» **YOUR OBJECTIVE**
Retype each entry below, keeping every character the same.

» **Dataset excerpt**
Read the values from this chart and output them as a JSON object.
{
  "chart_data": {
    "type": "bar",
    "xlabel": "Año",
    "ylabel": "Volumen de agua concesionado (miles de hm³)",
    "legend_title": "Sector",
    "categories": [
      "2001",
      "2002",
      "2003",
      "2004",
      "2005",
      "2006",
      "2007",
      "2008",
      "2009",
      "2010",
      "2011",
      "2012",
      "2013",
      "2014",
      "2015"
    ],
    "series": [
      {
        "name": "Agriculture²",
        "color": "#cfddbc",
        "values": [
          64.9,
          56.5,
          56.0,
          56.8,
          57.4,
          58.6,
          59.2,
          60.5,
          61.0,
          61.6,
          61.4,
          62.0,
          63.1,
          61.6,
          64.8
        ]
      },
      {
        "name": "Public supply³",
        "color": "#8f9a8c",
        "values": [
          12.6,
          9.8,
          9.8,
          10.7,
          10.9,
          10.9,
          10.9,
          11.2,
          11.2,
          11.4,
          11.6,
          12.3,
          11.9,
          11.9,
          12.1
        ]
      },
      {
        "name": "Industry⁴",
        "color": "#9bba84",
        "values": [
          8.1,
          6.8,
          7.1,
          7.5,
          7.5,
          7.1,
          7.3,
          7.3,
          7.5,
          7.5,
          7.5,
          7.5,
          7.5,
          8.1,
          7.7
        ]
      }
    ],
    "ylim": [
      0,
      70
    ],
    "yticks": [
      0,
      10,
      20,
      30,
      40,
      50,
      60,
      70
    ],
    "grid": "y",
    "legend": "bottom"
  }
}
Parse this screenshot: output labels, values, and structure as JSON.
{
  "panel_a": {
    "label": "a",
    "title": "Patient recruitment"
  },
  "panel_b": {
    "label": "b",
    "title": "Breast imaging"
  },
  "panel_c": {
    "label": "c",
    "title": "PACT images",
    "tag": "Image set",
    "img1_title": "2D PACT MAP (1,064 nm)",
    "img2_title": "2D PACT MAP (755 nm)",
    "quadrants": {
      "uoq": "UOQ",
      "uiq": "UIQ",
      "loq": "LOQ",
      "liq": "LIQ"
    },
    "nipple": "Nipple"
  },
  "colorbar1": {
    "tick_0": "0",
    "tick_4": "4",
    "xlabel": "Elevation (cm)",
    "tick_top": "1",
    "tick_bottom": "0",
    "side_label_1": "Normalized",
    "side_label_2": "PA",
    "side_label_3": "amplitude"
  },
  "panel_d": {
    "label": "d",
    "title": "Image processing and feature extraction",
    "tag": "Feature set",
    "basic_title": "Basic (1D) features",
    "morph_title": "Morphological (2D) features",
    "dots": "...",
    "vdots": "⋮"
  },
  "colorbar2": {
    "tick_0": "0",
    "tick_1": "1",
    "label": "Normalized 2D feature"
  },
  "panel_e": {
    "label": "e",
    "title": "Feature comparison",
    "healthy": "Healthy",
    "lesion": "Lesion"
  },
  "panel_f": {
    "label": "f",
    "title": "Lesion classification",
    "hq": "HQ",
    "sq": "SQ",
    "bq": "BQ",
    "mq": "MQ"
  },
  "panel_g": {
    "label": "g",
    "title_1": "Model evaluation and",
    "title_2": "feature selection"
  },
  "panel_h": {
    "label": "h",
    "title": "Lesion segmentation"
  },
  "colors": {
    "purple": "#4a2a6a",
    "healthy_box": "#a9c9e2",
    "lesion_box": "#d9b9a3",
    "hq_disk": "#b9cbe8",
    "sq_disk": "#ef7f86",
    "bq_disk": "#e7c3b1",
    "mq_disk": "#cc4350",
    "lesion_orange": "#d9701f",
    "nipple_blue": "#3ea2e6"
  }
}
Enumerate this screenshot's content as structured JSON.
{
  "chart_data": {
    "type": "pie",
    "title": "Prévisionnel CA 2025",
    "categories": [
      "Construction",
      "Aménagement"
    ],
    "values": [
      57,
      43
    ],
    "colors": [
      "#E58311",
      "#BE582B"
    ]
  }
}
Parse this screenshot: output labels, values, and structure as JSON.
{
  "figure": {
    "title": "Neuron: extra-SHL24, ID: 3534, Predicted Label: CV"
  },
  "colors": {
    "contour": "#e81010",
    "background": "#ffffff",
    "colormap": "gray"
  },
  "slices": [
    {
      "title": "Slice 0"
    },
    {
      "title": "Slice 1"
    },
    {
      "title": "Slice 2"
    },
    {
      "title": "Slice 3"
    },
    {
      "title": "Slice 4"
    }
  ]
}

» **ANSWER TO THE TASK**
Read the values from this chart and output them as a JSON object.
{
  "chart_data": {
    "type": "bar",
    "xlabel": "Año",
    "ylabel": "Volumen de agua concesionado (miles de hm³)",
    "legend_title": "Sector",
    "categories": [
      "2001",
      "2002",
      "2003",
      "2004",
      "2005",
      "2006",
      "2007",
      "2008",
      "2009",
      "2010",
      "2011",
      "2012",
      "2013",
      "2014",
      "2015"
    ],
    "series": [
      {
        "name": "Agriculture²",
        "color": "#cfddbc",
        "values": [
          64.9,
          56.5,
          56.0,
          56.8,
          57.4,
          58.6,
          59.2,
          60.5,
          61.0,
          61.6,
          61.4,
          62.0,
          63.1,
          61.6,
          64.8
        ]
      },
      {
        "name": "Public supply³",
        "color": "#8f9a8c",
        "values": [
          12.6,
          9.8,
          9.8,
          10.7,
          10.9,
          10.9,
          10.9,
          11.2,
          11.2,
          11.4,
          11.6,
          12.3,
          11.9,
          11.9,
          12.1
        ]
      },
      {
        "name": "Industry⁴",
        "color": "#9bba84",
        "values": [
          8.1,
          6.8,
          7.1,
          7.5,
          7.5,
          7.1,
          7.3,
          7.3,
          7.5,
          7.5,
          7.5,
          7.5,
          7.5,
          8.1,
          7.7
        ]
      }
    ],
    "ylim": [
      0,
      70
    ],
    "yticks": [
      0,
      10,
      20,
      30,
      40,
      50,
      60,
      70
    ],
    "grid": "y",
    "legend": "bottom"
  }
}
Parse this screenshot: output labels, values, and structure as JSON.
{
  "panel_a": {
    "label": "a",
    "title": "Patient recruitment"
  },
  "panel_b": {
    "label": "b",
    "title": "Breast imaging"
  },
  "panel_c": {
    "label": "c",
    "title": "PACT images",
    "tag": "Image set",
    "img1_title": "2D PACT MAP (1,064 nm)",
    "img2_title": "2D PACT MAP (755 nm)",
    "quadrants": {
      "uoq": "UOQ",
      "uiq": "UIQ",
      "loq": "LOQ",
      "liq": "LIQ"
    },
    "nipple": "Nipple"
  },
  "colorbar1": {
    "tick_0": "0",
    "tick_4": "4",
    "xlabel": "Elevation (cm)",
    "tick_top": "1",
    "tick_bottom": "0",
    "side_label_1": "Normalized",
    "side_label_2": "PA",
    "side_label_3": "amplitude"
  },
  "panel_d": {
    "label": "d",
    "title": "Image processing and feature extraction",
    "tag": "Feature set",
    "basic_title": "Basic (1D) features",
    "morph_title": "Morphological (2D) features",
    "dots": "...",
    "vdots": "⋮"
  },
  "colorbar2": {
    "tick_0": "0",
    "tick_1": "1",
    "label": "Normalized 2D feature"
  },
  "panel_e": {
    "label": "e",
    "title": "Feature comparison",
    "healthy": "Healthy",
    "lesion": "Lesion"
  },
  "panel_f": {
    "label": "f",
    "title": "Lesion classification",
    "hq": "HQ",
    "sq": "SQ",
    "bq": "BQ",
    "mq": "MQ"
  },
  "panel_g": {
    "label": "g",
    "title_1": "Model evaluation and",
    "title_2": "feature selection"
  },
  "panel_h": {
    "label": "h",
    "title": "Lesion segmentation"
  },
  "colors": {
    "purple": "#4a2a6a",
    "healthy_box": "#a9c9e2",
    "lesion_box": "#d9b9a3",
    "hq_disk": "#b9cbe8",
    "sq_disk": "#ef7f86",
    "bq_disk": "#e7c3b1",
    "mq_disk": "#cc4350",
    "lesion_orange": "#d9701f",
    "nipple_blue": "#3ea2e6"
  }
}
Enumerate this screenshot's content as structured JSON.
{
  "chart_data": {
    "type": "pie",
    "title": "Prévisionnel CA 2025",
    "categories": [
      "Construction",
      "Aménagement"
    ],
    "values": [
      57,
      43
    ],
    "colors": [
      "#E58311",
      "#BE582B"
    ]
  }
}
Parse this screenshot: output labels, values, and structure as JSON.
{
  "figure": {
    "title": "Neuron: extra-SHL24, ID: 3534, Predicted Label: CV"
  },
  "colors": {
    "contour": "#e81010",
    "background": "#ffffff",
    "colormap": "gray"
  },
  "slices": [
    {
      "title": "Slice 0"
    },
    {
      "title": "Slice 1"
    },
    {
      "title": "Slice 2"
    },
    {
      "title": "Slice 3"
    },
    {
      "title": "Slice 4"
    }
  ]
}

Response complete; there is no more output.